◆ Material provided
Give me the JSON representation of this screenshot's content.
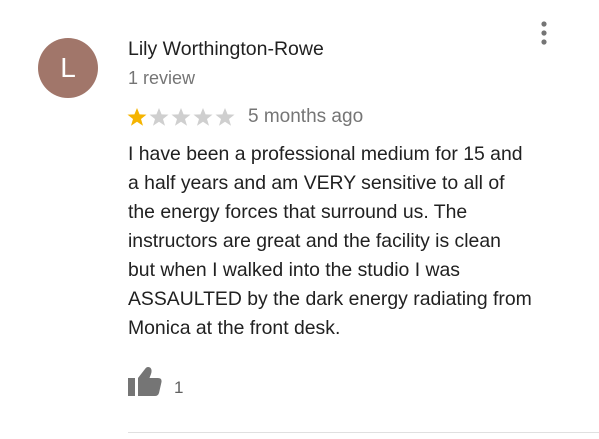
{
  "reviewer": {
    "avatar_letter": "L",
    "avatar_color": "#a1766a",
    "name": "Lily Worthington-Rowe",
    "review_count": "1 review"
  },
  "review": {
    "rating": 1,
    "max_rating": 5,
    "star_filled_color": "#f5b400",
    "star_empty_color": "#cfcfcf",
    "time": "5 months ago",
    "lines": [
      "I have been a professional medium for 15 and",
      "a half years and am VERY sensitive to all of",
      "the energy forces that surround us. The",
      "instructors are great and the facility is clean",
      "but when I walked into the studio I was",
      "ASSAULTED by the dark energy radiating from",
      "Monica at the front desk."
    ]
  },
  "actions": {
    "more_icon": "more-vert-icon",
    "like_icon": "thumb-up-icon",
    "like_count": "1"
  }
}
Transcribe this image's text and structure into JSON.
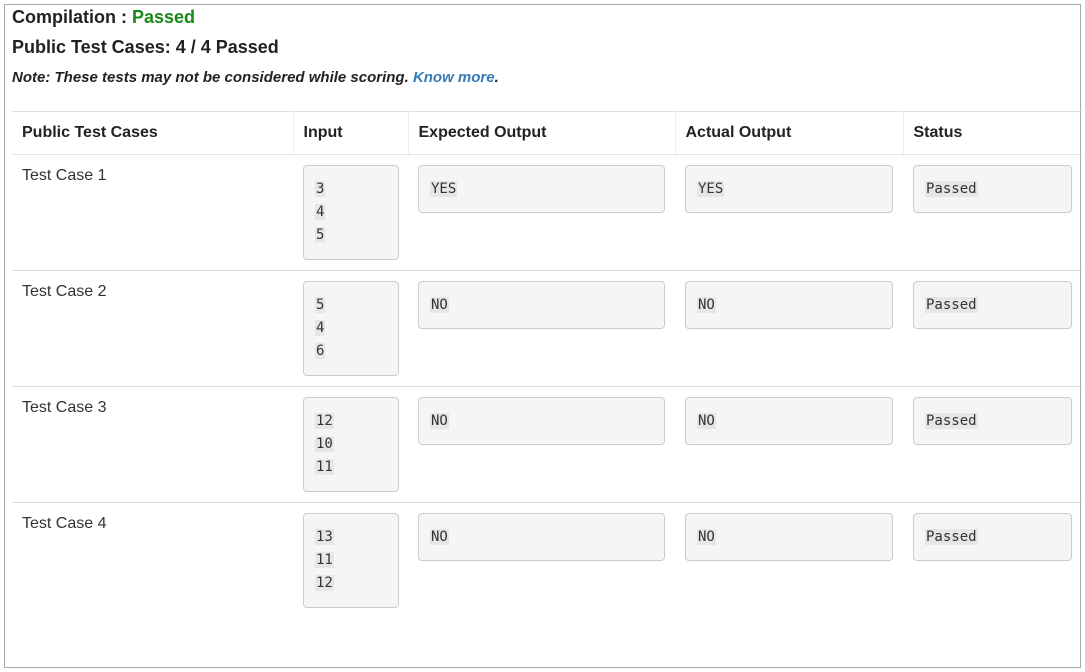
{
  "header": {
    "compilation_label": "Compilation : ",
    "compilation_status": "Passed",
    "summary": "Public Test Cases: 4 / 4 Passed",
    "note_text": "Note: These tests may not be considered while scoring. ",
    "note_link": "Know more",
    "note_end": "."
  },
  "table": {
    "columns": [
      "Public Test Cases",
      "Input",
      "Expected Output",
      "Actual Output",
      "Status"
    ],
    "rows": [
      {
        "name": "Test Case 1",
        "input": [
          "3",
          "4",
          "5"
        ],
        "expected": "YES",
        "actual": "YES",
        "status": "Passed"
      },
      {
        "name": "Test Case 2",
        "input": [
          "5",
          "4",
          "6"
        ],
        "expected": "NO",
        "actual": "NO",
        "status": "Passed"
      },
      {
        "name": "Test Case 3",
        "input": [
          "12",
          "10",
          "11"
        ],
        "expected": "NO",
        "actual": "NO",
        "status": "Passed"
      },
      {
        "name": "Test Case 4",
        "input": [
          "13",
          "11",
          "12"
        ],
        "expected": "NO",
        "actual": "NO",
        "status": "Passed"
      }
    ]
  },
  "colors": {
    "passed": "#178a17",
    "link": "#337ab7",
    "border": "#a9a9a9"
  }
}
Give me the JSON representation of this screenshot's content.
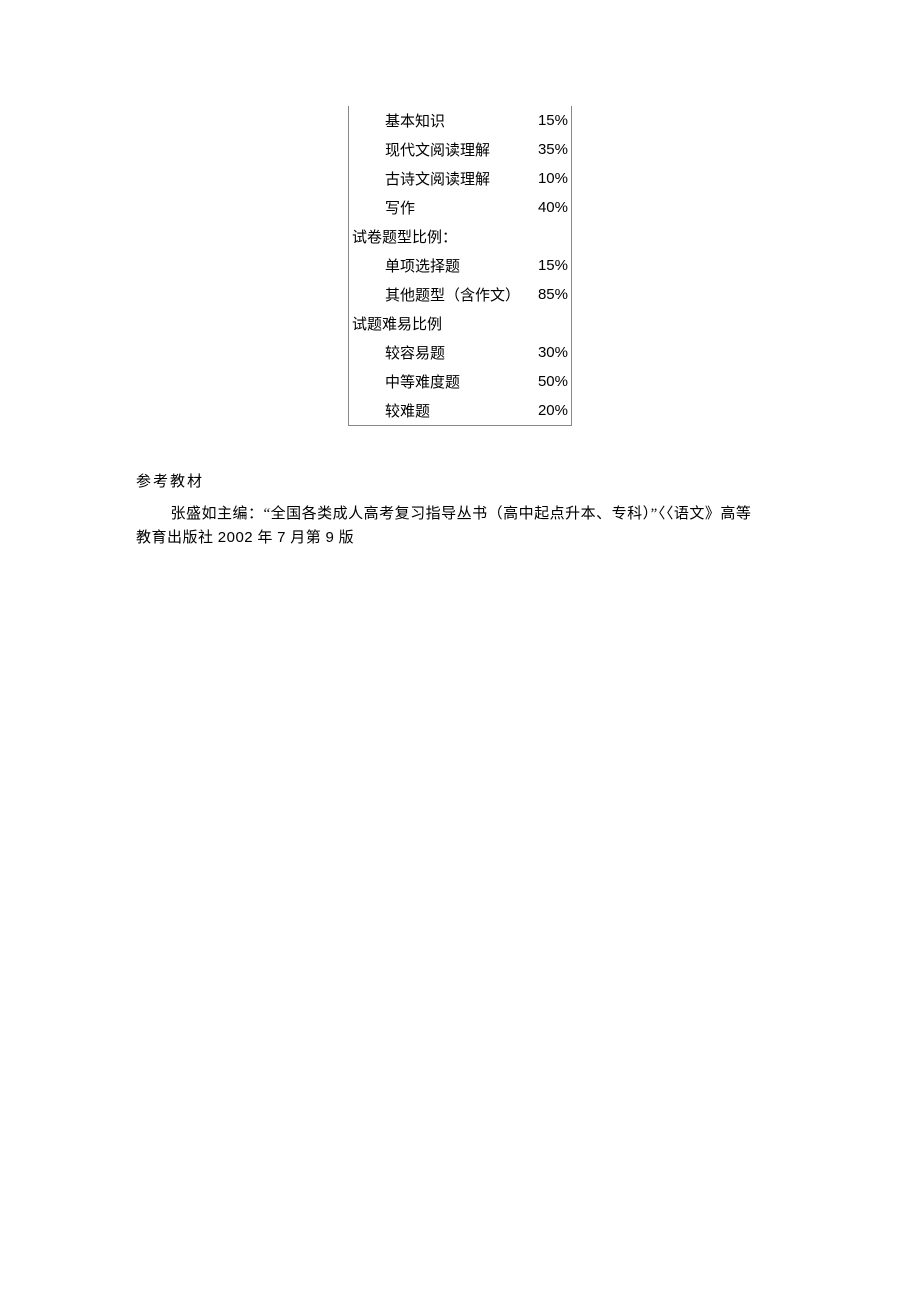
{
  "table": {
    "content_ratio": {
      "rows": [
        {
          "label": "基本知识",
          "value": "15%"
        },
        {
          "label": "现代文阅读理解",
          "value": "35%"
        },
        {
          "label": "古诗文阅读理解",
          "value": "10%"
        },
        {
          "label": "写作",
          "value": "40%"
        }
      ]
    },
    "type_ratio": {
      "header": "试卷题型比例：",
      "rows": [
        {
          "label": "单项选择题",
          "value": "15%"
        },
        {
          "label": "其他题型（含作文）",
          "value": "85%"
        }
      ]
    },
    "difficulty_ratio": {
      "header": "试题难易比例",
      "rows": [
        {
          "label": "较容易题",
          "value": "30%"
        },
        {
          "label": "中等难度题",
          "value": "50%"
        },
        {
          "label": "较难题",
          "value": "20%"
        }
      ]
    }
  },
  "reference": {
    "heading": "参考教材",
    "line1_prefix": "张盛如主编：“全国各类成人高考复习指导丛书（高中起点升本、专科）”〈〈语文》高等",
    "line2_prefix": "教育出版社 ",
    "year": "2002",
    "mid1": " 年 ",
    "month": "7",
    "mid2": " 月第 ",
    "edition": "9",
    "suffix": " 版"
  }
}
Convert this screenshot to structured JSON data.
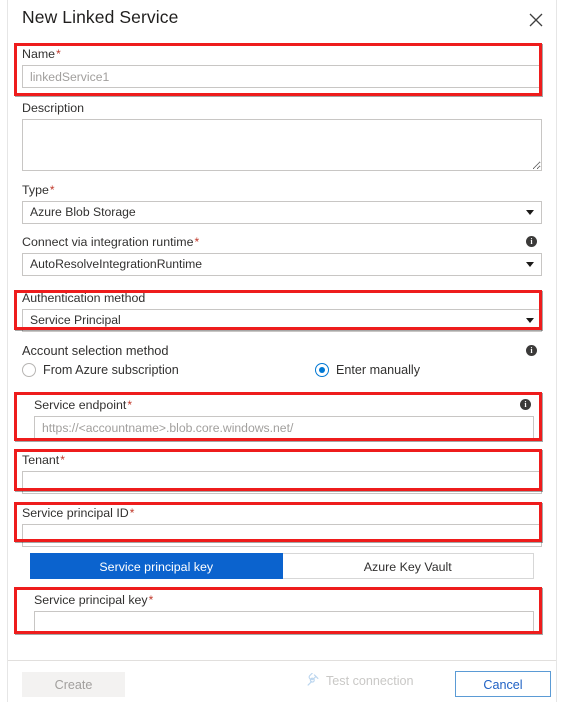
{
  "dialog": {
    "title": "New Linked Service",
    "close_icon": "close-icon"
  },
  "fields": {
    "name": {
      "label": "Name",
      "required": "*",
      "value": "linkedService1"
    },
    "description": {
      "label": "Description",
      "value": ""
    },
    "type": {
      "label": "Type",
      "required": "*",
      "value": "Azure Blob Storage"
    },
    "integration_runtime": {
      "label": "Connect via integration runtime",
      "required": "*",
      "value": "AutoResolveIntegrationRuntime",
      "info_icon": "info-icon"
    },
    "auth_method": {
      "label": "Authentication method",
      "value": "Service Principal"
    },
    "account_selection": {
      "label": "Account selection method",
      "info_icon": "info-icon",
      "options": [
        {
          "label": "From Azure subscription",
          "selected": false
        },
        {
          "label": "Enter manually",
          "selected": true
        }
      ]
    },
    "service_endpoint": {
      "label": "Service endpoint",
      "required": "*",
      "placeholder": "https://<accountname>.blob.core.windows.net/",
      "value": "",
      "info_icon": "info-icon"
    },
    "tenant": {
      "label": "Tenant",
      "required": "*",
      "value": ""
    },
    "service_principal_id": {
      "label": "Service principal ID",
      "required": "*",
      "value": ""
    },
    "service_principal_key": {
      "label": "Service principal key",
      "required": "*",
      "value": ""
    }
  },
  "credential_tabs": {
    "active": "Service principal key",
    "items": [
      {
        "label": "Service principal key",
        "active": true
      },
      {
        "label": "Azure Key Vault",
        "active": false
      }
    ]
  },
  "footer": {
    "create_label": "Create",
    "test_connection_label": "Test connection",
    "test_connection_icon": "plug-connector-icon",
    "cancel_label": "Cancel"
  },
  "colors": {
    "highlight": "#ee1c1c",
    "accent": "#0b63ce",
    "radio_accent": "#0078d4",
    "cancel_border": "#5b9bd5",
    "required_asterisk": "#c0392b"
  }
}
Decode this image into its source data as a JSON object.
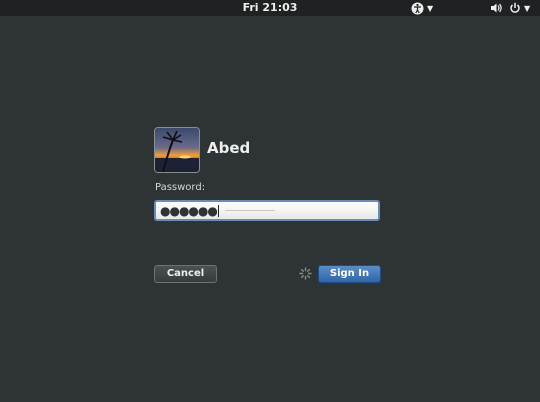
{
  "topbar": {
    "clock": "Fri 21:03",
    "icons": [
      "accessibility-icon",
      "volume-icon",
      "power-icon"
    ]
  },
  "login": {
    "username": "Abed",
    "password_label": "Password:",
    "password_value": "●●●●●●",
    "cancel_label": "Cancel",
    "signin_label": "Sign In"
  },
  "colors": {
    "background": "#2e3436",
    "topbar": "#1f2223",
    "accent": "#3b73b8",
    "text": "#eeeeec"
  }
}
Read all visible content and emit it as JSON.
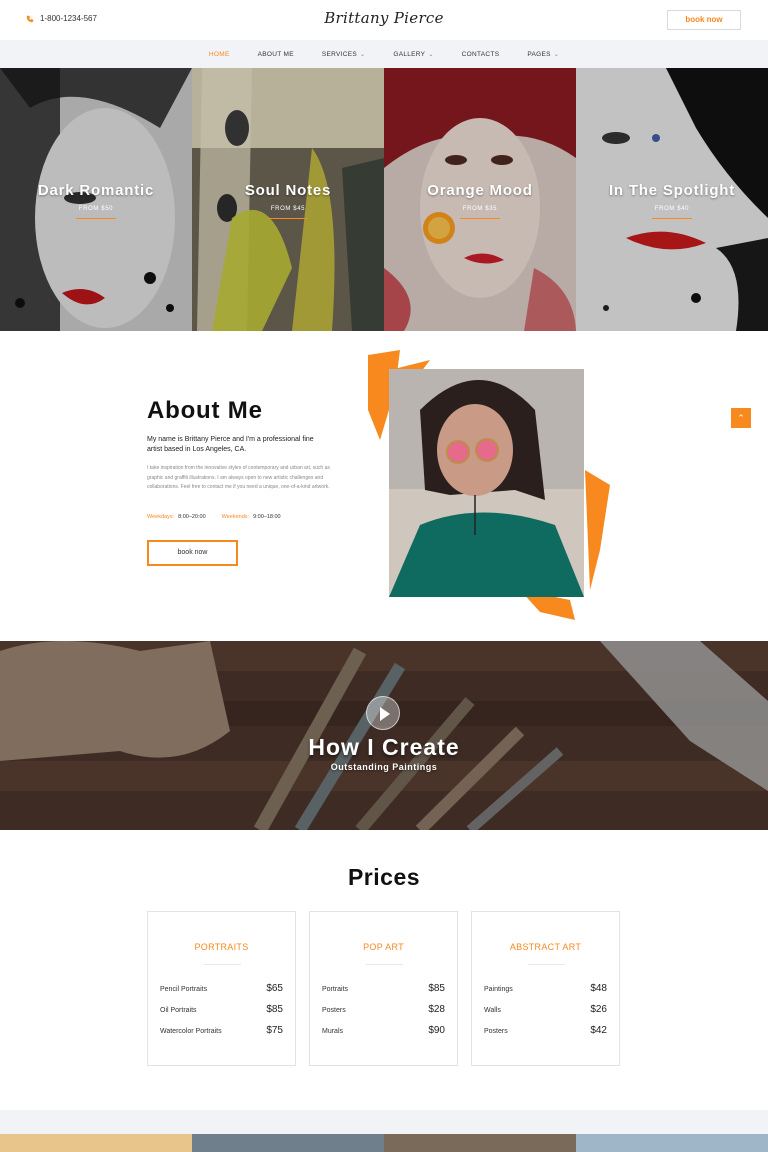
{
  "header": {
    "phone": "1-800-1234-567",
    "brand": "Brittany Pierce",
    "book_label": "book now"
  },
  "nav": {
    "items": [
      {
        "label": "HOME",
        "active": true,
        "has_dropdown": false
      },
      {
        "label": "ABOUT ME",
        "active": false,
        "has_dropdown": false
      },
      {
        "label": "SERVICES",
        "active": false,
        "has_dropdown": true
      },
      {
        "label": "GALLERY",
        "active": false,
        "has_dropdown": true
      },
      {
        "label": "CONTACTS",
        "active": false,
        "has_dropdown": false
      },
      {
        "label": "PAGES",
        "active": false,
        "has_dropdown": true
      }
    ]
  },
  "hero": {
    "panels": [
      {
        "title": "Dark Romantic",
        "price": "FROM $50"
      },
      {
        "title": "Soul Notes",
        "price": "FROM $45"
      },
      {
        "title": "Orange Mood",
        "price": "FROM $35"
      },
      {
        "title": "In The Spotlight",
        "price": "FROM $40"
      }
    ]
  },
  "about": {
    "title": "About Me",
    "lead": "My name is Brittany Pierce and I'm a professional fine artist based in Los Angeles, CA.",
    "body": "I take inspiration from the innovative styles of contemporary and urban art, such as graphic and graffiti illustrations. I am always open to new artistic challenges and collaborations. Feel free to contact me if you need a unique, one-of-a-kind artwork.",
    "weekdays_label": "Weekdays:",
    "weekdays_hours": "8:00–20:00",
    "weekends_label": "Weekends:",
    "weekends_hours": "9:00–18:00",
    "book_label": "book now"
  },
  "create": {
    "title": "How I Create",
    "subtitle": "Outstanding Paintings"
  },
  "prices": {
    "title": "Prices",
    "cards": [
      {
        "title": "PORTRAITS",
        "rows": [
          {
            "name": "Pencil Portraits",
            "price": "$65"
          },
          {
            "name": "Oil Portraits",
            "price": "$85"
          },
          {
            "name": "Watercolor Portraits",
            "price": "$75"
          }
        ]
      },
      {
        "title": "POP ART",
        "rows": [
          {
            "name": "Portraits",
            "price": "$85"
          },
          {
            "name": "Posters",
            "price": "$28"
          },
          {
            "name": "Murals",
            "price": "$90"
          }
        ]
      },
      {
        "title": "ABSTRACT ART",
        "rows": [
          {
            "name": "Paintings",
            "price": "$48"
          },
          {
            "name": "Walls",
            "price": "$26"
          },
          {
            "name": "Posters",
            "price": "$42"
          }
        ]
      }
    ]
  },
  "colors": {
    "accent": "#f7891e",
    "nav_bg": "#f2f3f7"
  },
  "icons": {
    "phone": "phone-icon",
    "scroll_up": "chevron-up-icon",
    "play": "play-icon"
  }
}
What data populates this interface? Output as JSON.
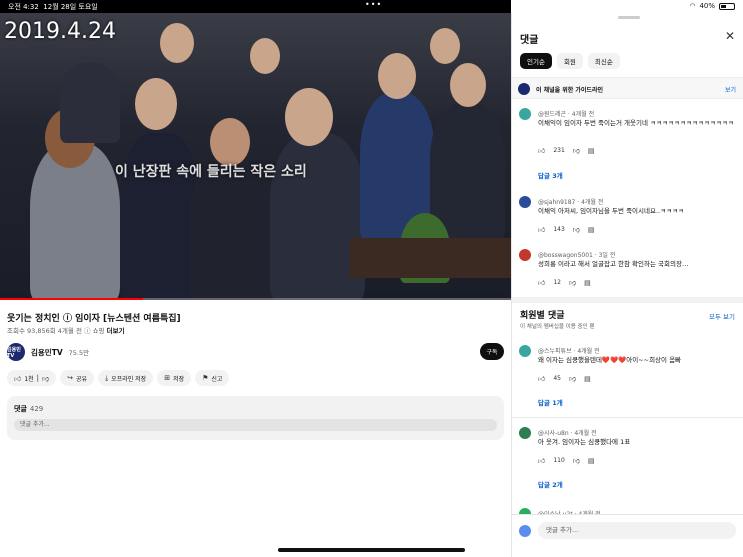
{
  "status": {
    "time": "오전 4:32",
    "date": "12월 28일 토요일",
    "dots": "•••",
    "battery": "40%"
  },
  "video": {
    "date_overlay": "2019.4.24",
    "channel_watermark": "엠빅뉴스",
    "caption_overlay": "이 난장판 속에 들리는 작은 소리",
    "progress": 0.28,
    "title": "웃기는 정치인 ⓘ 임이자 [뉴스텐션 여름특집]",
    "meta": "조회수 93,856회  4개월 전  ⓘ 쇼핑",
    "more_label": "더보기"
  },
  "channel": {
    "avatar_text": "김용민TV",
    "name": "김용민TV",
    "subs": "75.5만",
    "subscribe_label": "구독"
  },
  "actions": [
    {
      "icon": "thumbs-up-icon",
      "label": "1천"
    },
    {
      "icon": "share-icon",
      "label": "공유"
    },
    {
      "icon": "download-icon",
      "label": "오프라인 저장"
    },
    {
      "icon": "save-icon",
      "label": "저장"
    },
    {
      "icon": "flag-icon",
      "label": "신고"
    }
  ],
  "comments_box": {
    "title": "댓글",
    "count": "429",
    "placeholder": "댓글 추가..."
  },
  "panel": {
    "title": "댓글",
    "close_icon": "✕",
    "chips": [
      "인기순",
      "회원",
      "최신순"
    ],
    "guide_text": "이 채널을 위한 가이드라인",
    "guide_link": "보기",
    "comments": [
      {
        "author": "@원드레곤 · 4개월 전",
        "text": "이채익이 임이자 두번 죽이는거 개웃기네 ㅋㅋㅋㅋㅋㅋㅋㅋㅋㅋㅋㅋㅋㅋ",
        "likes": "231",
        "reply": "답글 3개",
        "color": "#3aa6a0"
      },
      {
        "author": "@sjahn9187 · 4개월 전",
        "text": "이채익 아저씨, 임이자님을 두번 죽이시네요..ㅋㅋㅋㅋ",
        "likes": "143",
        "reply": "",
        "color": "#2b4b9b"
      },
      {
        "author": "@bosswagon5001 · 3일 전",
        "text": "성희롱 이라고 해서 얼굴잡고 한참 확인하는 국회의장…",
        "likes": "12",
        "reply": "",
        "color": "#c0392b"
      }
    ],
    "members_title": "회원별 댓글",
    "members_sub": "이 채널의 멤버십을 이용 중인 팬",
    "members_link": "모두 보기",
    "member_comments": [
      {
        "author": "@스누피튜브 · 4개월 전",
        "text": "왜 이자는 심쿵했을텐데❤️❤️❤️아이~~희상이 옴빠",
        "likes": "45",
        "reply": "답글 1개",
        "color": "#3aa6a0"
      },
      {
        "author": "@시사-u8n · 4개월 전",
        "text": "아 웃겨. 임이자는 심쿵했다에 1표",
        "likes": "110",
        "reply": "답글 2개",
        "color": "#2e7d4f"
      },
      {
        "author": "@이스낭-u2t · 4개월 전",
        "text": "",
        "likes": "",
        "reply": "",
        "color": "#27ae60"
      }
    ],
    "input_placeholder": "댓글 추가..."
  }
}
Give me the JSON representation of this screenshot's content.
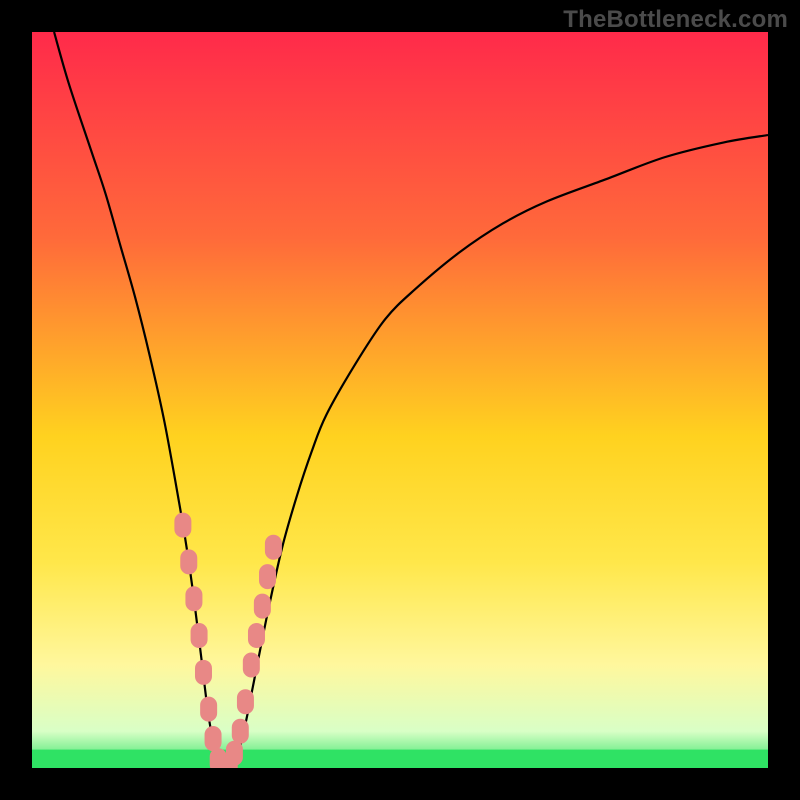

◆ Request
Check each line above for the word "author" and copy the ones that have it.

◆ Worked solution
        "author": "@원드레곤 · 4개월 전",
        "author": "@sjahn9187 · 4개월 전",
        "author": "@bosswagon5001 · 3일 전",
        "author": "@스누피튜브 · 4개월 전",
        "author": "@시사-u8n · 4개월 전",
        "author": "@이스낭-u2t · 4개월 전",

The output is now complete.